-- Start of Records to use --
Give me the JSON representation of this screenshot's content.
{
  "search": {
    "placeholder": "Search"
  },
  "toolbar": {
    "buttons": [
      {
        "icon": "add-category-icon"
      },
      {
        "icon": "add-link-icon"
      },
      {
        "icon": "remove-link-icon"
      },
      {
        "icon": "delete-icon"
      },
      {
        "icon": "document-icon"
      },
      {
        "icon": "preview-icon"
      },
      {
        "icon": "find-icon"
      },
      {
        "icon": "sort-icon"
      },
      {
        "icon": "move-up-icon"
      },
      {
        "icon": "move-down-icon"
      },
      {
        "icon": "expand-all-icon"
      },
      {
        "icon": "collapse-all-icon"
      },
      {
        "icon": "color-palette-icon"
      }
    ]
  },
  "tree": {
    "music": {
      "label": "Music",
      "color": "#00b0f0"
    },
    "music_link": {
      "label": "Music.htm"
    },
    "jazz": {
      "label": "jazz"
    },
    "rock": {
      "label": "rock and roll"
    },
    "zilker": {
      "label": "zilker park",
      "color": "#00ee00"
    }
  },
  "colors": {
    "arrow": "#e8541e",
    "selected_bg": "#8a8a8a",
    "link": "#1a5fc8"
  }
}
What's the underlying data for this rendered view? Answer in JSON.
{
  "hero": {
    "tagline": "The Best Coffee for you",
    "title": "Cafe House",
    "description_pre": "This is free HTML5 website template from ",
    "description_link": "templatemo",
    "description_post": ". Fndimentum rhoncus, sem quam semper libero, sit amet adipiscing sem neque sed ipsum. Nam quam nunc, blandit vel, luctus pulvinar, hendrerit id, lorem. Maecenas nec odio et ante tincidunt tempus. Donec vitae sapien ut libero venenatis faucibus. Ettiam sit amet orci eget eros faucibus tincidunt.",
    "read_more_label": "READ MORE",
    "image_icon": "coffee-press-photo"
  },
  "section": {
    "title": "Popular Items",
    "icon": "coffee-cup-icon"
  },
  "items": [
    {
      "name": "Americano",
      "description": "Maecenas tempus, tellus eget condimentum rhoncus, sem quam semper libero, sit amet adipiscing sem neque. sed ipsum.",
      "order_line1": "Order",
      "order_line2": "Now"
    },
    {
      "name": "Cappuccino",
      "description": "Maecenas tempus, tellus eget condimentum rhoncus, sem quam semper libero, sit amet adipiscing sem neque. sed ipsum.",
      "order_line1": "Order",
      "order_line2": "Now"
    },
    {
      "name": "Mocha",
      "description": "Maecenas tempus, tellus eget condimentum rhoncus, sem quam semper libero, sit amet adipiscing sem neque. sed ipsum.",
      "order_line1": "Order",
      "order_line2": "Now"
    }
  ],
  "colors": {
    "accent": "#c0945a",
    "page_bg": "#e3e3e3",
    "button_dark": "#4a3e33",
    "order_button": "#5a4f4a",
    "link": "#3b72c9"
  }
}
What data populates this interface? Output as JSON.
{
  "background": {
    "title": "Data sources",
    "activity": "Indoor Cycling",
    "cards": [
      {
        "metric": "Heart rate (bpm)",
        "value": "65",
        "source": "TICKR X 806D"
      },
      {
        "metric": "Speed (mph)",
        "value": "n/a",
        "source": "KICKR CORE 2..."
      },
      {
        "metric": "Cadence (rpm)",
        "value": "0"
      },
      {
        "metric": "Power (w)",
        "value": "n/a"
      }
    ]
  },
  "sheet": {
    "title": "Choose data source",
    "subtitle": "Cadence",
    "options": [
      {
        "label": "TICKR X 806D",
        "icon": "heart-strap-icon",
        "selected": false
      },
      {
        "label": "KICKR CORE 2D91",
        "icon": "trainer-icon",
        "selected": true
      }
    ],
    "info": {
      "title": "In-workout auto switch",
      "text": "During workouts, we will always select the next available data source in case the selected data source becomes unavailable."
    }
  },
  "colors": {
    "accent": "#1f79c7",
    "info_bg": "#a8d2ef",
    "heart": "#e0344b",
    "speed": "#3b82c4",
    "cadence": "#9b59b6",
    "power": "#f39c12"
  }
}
-- End of Records to use --
## Exercise aim
Write out all the entries exactly.

## Answer below
Give me the JSON representation of this screenshot's content.
{
  "search": {
    "placeholder": "Search"
  },
  "toolbar": {
    "buttons": [
      {
        "icon": "add-category-icon"
      },
      {
        "icon": "add-link-icon"
      },
      {
        "icon": "remove-link-icon"
      },
      {
        "icon": "delete-icon"
      },
      {
        "icon": "document-icon"
      },
      {
        "icon": "preview-icon"
      },
      {
        "icon": "find-icon"
      },
      {
        "icon": "sort-icon"
      },
      {
        "icon": "move-up-icon"
      },
      {
        "icon": "move-down-icon"
      },
      {
        "icon": "expand-all-icon"
      },
      {
        "icon": "collapse-all-icon"
      },
      {
        "icon": "color-palette-icon"
      }
    ]
  },
  "tree": {
    "music": {
      "label": "Music",
      "color": "#00b0f0"
    },
    "music_link": {
      "label": "Music.htm"
    },
    "jazz": {
      "label": "jazz"
    },
    "rock": {
      "label": "rock and roll"
    },
    "zilker": {
      "label": "zilker park",
      "color": "#00ee00"
    }
  },
  "colors": {
    "arrow": "#e8541e",
    "selected_bg": "#8a8a8a",
    "link": "#1a5fc8"
  }
}
What's the underlying data for this rendered view? Answer in JSON.
{
  "hero": {
    "tagline": "The Best Coffee for you",
    "title": "Cafe House",
    "description_pre": "This is free HTML5 website template from ",
    "description_link": "templatemo",
    "description_post": ". Fndimentum rhoncus, sem quam semper libero, sit amet adipiscing sem neque sed ipsum. Nam quam nunc, blandit vel, luctus pulvinar, hendrerit id, lorem. Maecenas nec odio et ante tincidunt tempus. Donec vitae sapien ut libero venenatis faucibus. Ettiam sit amet orci eget eros faucibus tincidunt.",
    "read_more_label": "READ MORE",
    "image_icon": "coffee-press-photo"
  },
  "section": {
    "title": "Popular Items",
    "icon": "coffee-cup-icon"
  },
  "items": [
    {
      "name": "Americano",
      "description": "Maecenas tempus, tellus eget condimentum rhoncus, sem quam semper libero, sit amet adipiscing sem neque. sed ipsum.",
      "order_line1": "Order",
      "order_line2": "Now"
    },
    {
      "name": "Cappuccino",
      "description": "Maecenas tempus, tellus eget condimentum rhoncus, sem quam semper libero, sit amet adipiscing sem neque. sed ipsum.",
      "order_line1": "Order",
      "order_line2": "Now"
    },
    {
      "name": "Mocha",
      "description": "Maecenas tempus, tellus eget condimentum rhoncus, sem quam semper libero, sit amet adipiscing sem neque. sed ipsum.",
      "order_line1": "Order",
      "order_line2": "Now"
    }
  ],
  "colors": {
    "accent": "#c0945a",
    "page_bg": "#e3e3e3",
    "button_dark": "#4a3e33",
    "order_button": "#5a4f4a",
    "link": "#3b72c9"
  }
}
What data populates this interface? Output as JSON.
{
  "background": {
    "title": "Data sources",
    "activity": "Indoor Cycling",
    "cards": [
      {
        "metric": "Heart rate (bpm)",
        "value": "65",
        "source": "TICKR X 806D"
      },
      {
        "metric": "Speed (mph)",
        "value": "n/a",
        "source": "KICKR CORE 2..."
      },
      {
        "metric": "Cadence (rpm)",
        "value": "0"
      },
      {
        "metric": "Power (w)",
        "value": "n/a"
      }
    ]
  },
  "sheet": {
    "title": "Choose data source",
    "subtitle": "Cadence",
    "options": [
      {
        "label": "TICKR X 806D",
        "icon": "heart-strap-icon",
        "selected": false
      },
      {
        "label": "KICKR CORE 2D91",
        "icon": "trainer-icon",
        "selected": true
      }
    ],
    "info": {
      "title": "In-workout auto switch",
      "text": "During workouts, we will always select the next available data source in case the selected data source becomes unavailable."
    }
  },
  "colors": {
    "accent": "#1f79c7",
    "info_bg": "#a8d2ef",
    "heart": "#e0344b",
    "speed": "#3b82c4",
    "cadence": "#9b59b6",
    "power": "#f39c12"
  }
}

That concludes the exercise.